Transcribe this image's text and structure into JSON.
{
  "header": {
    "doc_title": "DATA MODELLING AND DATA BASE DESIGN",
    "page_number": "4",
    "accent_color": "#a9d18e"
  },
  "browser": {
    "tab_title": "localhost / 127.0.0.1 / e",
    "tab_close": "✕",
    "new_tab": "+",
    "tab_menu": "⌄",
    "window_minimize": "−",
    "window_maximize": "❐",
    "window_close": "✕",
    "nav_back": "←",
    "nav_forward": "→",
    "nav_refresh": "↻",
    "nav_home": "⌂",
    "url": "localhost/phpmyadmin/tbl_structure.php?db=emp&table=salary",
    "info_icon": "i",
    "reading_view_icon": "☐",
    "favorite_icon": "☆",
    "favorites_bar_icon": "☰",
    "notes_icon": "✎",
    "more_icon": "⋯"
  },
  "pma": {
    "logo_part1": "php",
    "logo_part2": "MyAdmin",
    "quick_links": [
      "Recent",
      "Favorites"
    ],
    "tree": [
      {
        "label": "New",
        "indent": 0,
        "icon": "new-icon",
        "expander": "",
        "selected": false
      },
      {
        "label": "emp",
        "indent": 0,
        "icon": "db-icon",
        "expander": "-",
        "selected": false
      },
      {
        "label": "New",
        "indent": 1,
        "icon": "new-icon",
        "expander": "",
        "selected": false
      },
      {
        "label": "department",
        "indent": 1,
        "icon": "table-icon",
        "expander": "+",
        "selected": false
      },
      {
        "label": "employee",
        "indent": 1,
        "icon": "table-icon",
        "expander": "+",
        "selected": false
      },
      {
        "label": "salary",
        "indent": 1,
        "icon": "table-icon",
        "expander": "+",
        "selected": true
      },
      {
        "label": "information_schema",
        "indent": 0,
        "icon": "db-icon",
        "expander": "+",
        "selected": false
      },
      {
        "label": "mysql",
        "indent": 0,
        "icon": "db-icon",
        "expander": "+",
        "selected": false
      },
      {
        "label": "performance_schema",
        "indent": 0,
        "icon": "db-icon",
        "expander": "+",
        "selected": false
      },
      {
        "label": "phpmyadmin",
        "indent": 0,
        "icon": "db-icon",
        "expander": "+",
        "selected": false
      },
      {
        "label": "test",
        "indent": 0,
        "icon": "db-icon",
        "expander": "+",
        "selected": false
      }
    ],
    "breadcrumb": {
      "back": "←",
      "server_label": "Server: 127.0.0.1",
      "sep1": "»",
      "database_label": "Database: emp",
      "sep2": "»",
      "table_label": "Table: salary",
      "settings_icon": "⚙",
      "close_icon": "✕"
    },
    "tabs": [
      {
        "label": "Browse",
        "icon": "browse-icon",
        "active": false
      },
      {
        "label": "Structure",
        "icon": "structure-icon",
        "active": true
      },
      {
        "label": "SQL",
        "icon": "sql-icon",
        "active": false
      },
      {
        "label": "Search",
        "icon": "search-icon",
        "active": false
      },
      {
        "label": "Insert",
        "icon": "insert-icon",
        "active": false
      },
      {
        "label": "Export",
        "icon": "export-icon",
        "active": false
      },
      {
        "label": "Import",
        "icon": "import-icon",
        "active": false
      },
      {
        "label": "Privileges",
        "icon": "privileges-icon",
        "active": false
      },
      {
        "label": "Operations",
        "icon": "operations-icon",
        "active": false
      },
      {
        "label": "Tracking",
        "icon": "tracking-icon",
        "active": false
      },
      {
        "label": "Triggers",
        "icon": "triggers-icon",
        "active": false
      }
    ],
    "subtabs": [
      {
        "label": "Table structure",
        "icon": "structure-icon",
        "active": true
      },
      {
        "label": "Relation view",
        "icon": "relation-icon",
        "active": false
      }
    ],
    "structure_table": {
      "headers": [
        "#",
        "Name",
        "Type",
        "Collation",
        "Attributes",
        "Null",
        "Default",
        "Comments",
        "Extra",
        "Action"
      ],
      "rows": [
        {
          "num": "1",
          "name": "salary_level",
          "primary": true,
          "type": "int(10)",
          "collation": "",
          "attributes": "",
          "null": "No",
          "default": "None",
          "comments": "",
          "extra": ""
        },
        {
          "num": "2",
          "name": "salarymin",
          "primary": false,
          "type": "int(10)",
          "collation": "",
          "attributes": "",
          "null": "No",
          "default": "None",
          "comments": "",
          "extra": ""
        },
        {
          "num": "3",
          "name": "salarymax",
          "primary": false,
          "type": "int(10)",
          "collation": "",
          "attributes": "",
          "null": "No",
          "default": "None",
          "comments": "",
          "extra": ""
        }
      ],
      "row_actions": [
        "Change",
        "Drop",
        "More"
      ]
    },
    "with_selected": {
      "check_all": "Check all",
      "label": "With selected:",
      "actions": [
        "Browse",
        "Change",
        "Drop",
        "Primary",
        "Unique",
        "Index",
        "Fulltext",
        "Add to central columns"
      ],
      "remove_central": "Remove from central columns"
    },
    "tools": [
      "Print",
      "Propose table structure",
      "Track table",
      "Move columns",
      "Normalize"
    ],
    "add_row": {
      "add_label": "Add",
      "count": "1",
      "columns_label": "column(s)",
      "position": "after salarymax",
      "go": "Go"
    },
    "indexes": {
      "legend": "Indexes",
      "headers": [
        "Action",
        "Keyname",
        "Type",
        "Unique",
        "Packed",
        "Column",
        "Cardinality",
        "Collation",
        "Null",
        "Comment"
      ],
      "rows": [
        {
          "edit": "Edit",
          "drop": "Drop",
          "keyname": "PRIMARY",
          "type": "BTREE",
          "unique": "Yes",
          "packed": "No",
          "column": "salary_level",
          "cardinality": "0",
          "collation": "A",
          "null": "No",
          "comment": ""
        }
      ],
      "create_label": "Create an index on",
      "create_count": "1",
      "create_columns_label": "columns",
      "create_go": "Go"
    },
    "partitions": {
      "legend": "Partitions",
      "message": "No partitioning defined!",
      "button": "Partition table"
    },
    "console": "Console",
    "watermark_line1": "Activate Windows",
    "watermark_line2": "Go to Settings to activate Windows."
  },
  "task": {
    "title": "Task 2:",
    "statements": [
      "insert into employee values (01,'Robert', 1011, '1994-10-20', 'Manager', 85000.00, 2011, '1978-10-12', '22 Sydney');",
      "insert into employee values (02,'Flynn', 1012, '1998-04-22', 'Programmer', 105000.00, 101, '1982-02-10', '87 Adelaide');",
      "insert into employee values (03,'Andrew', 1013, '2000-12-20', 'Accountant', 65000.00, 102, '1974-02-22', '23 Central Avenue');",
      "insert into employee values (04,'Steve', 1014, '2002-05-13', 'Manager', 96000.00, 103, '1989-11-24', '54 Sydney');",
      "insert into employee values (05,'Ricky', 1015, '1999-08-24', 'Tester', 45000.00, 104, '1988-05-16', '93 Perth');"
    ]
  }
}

Task instructions: Working from the entries above, return all lines that contain "values".

Expected answer:
      "insert into employee values (01,'Robert', 1011, '1994-10-20', 'Manager', 85000.00, 2011, '1978-10-12', '22 Sydney');",
      "insert into employee values (02,'Flynn', 1012, '1998-04-22', 'Programmer', 105000.00, 101, '1982-02-10', '87 Adelaide');",
      "insert into employee values (03,'Andrew', 1013, '2000-12-20', 'Accountant', 65000.00, 102, '1974-02-22', '23 Central Avenue');",
      "insert into employee values (04,'Steve', 1014, '2002-05-13', 'Manager', 96000.00, 103, '1989-11-24', '54 Sydney');",
      "insert into employee values (05,'Ricky', 1015, '1999-08-24', 'Tester', 45000.00, 104, '1988-05-16', '93 Perth');"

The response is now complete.